### Your objective
In the entries that follow, how many lines contain "маркировки"? Answer with the number only.

### Stored rows
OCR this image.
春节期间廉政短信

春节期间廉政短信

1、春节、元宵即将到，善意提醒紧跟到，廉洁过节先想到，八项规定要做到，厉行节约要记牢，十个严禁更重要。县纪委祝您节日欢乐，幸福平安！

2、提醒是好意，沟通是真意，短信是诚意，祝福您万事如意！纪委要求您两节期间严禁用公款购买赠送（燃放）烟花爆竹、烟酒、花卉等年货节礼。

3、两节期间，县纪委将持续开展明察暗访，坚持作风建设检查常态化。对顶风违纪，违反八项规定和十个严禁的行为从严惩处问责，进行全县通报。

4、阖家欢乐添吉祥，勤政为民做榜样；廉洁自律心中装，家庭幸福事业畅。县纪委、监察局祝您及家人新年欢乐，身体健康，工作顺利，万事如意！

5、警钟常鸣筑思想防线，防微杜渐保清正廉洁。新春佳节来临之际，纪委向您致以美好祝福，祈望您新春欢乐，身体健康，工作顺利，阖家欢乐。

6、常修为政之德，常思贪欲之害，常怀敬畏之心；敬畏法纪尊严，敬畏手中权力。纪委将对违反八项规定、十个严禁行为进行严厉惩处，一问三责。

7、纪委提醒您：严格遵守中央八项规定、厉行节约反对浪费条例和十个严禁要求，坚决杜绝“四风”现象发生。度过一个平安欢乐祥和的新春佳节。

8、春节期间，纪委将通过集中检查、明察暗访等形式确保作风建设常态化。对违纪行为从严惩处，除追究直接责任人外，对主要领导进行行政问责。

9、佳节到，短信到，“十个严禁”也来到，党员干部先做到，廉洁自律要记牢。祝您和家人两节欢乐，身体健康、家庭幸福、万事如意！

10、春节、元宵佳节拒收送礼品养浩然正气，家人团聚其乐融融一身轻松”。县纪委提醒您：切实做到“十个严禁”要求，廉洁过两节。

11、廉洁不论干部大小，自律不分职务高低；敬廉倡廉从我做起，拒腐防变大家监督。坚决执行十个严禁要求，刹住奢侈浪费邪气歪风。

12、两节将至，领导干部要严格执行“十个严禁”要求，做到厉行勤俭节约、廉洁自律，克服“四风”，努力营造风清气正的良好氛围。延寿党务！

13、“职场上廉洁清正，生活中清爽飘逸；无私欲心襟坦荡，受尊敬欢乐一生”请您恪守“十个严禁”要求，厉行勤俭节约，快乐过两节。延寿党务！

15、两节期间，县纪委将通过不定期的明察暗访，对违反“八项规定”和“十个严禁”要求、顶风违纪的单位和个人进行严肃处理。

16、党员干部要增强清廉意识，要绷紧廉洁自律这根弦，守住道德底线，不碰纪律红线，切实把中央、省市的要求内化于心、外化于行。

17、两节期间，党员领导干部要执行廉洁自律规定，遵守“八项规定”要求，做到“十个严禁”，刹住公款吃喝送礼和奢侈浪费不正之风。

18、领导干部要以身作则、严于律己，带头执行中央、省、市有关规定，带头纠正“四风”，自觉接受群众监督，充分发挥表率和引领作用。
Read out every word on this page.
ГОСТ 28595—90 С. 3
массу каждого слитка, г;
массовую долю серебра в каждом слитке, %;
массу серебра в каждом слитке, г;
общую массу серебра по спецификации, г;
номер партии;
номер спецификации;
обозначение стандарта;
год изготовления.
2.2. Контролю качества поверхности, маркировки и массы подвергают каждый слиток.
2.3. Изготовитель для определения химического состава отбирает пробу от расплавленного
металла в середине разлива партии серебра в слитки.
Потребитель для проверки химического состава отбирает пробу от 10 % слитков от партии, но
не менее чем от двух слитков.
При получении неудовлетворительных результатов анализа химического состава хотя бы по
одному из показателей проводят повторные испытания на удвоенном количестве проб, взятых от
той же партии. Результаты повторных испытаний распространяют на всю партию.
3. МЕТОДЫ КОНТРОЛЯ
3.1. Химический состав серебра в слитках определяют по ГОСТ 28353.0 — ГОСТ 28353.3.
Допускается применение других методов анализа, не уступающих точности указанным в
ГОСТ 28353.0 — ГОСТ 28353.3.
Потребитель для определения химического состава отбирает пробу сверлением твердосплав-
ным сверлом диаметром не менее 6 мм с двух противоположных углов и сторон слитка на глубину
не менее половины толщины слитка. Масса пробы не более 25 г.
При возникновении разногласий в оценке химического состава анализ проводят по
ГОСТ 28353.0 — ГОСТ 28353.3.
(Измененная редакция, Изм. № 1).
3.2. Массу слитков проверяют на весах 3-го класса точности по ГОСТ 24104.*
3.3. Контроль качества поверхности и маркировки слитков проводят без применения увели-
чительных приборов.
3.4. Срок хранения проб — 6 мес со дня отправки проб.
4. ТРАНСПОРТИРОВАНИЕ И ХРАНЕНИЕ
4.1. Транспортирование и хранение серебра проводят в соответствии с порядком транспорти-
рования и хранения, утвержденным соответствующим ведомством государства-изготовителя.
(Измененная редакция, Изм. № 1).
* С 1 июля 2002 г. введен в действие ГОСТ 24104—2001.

...

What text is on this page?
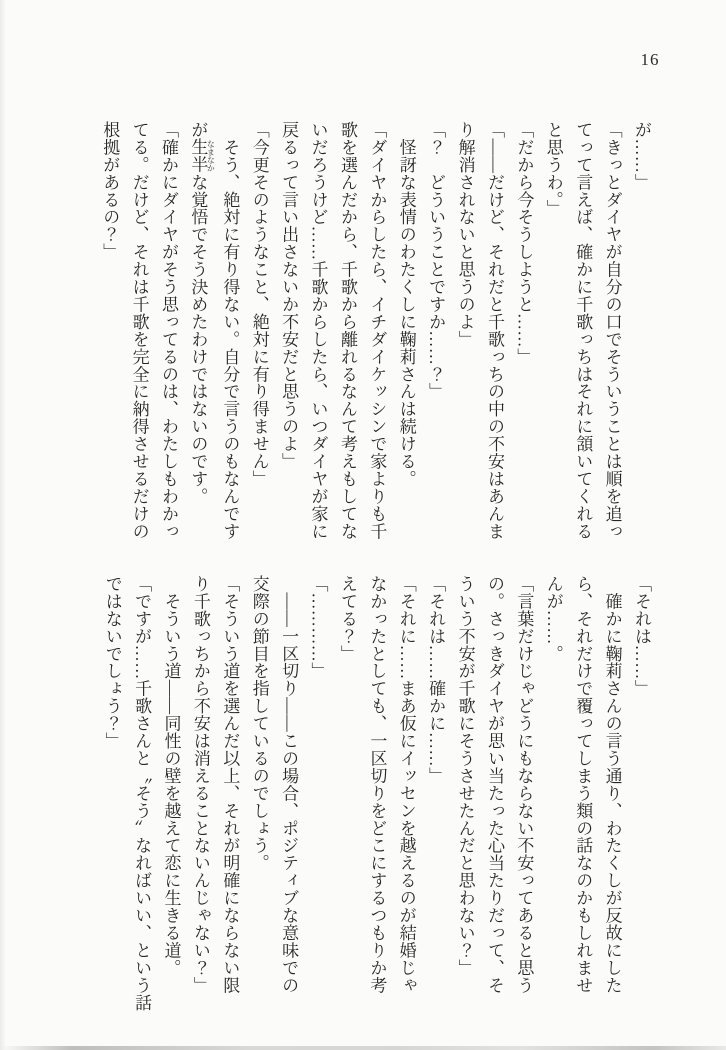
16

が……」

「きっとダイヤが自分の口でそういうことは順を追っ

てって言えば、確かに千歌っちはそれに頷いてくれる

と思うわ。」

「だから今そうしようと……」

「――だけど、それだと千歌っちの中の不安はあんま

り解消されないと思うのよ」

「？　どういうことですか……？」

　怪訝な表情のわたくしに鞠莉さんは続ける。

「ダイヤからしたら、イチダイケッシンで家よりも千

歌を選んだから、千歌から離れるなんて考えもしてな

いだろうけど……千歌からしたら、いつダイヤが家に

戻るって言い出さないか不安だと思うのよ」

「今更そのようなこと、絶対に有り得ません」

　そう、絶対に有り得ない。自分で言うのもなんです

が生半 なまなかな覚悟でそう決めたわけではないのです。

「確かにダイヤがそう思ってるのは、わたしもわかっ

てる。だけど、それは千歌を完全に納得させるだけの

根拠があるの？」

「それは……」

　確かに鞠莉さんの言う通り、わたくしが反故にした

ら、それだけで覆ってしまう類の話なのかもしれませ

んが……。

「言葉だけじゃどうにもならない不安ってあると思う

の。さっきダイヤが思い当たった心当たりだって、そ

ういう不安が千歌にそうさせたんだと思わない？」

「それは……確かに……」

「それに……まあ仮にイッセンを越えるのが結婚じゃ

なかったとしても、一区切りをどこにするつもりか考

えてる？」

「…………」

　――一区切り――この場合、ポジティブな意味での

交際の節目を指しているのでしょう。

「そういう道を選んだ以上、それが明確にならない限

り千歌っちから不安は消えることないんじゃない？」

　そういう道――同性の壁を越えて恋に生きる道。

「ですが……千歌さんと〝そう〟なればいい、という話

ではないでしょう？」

### Solution
2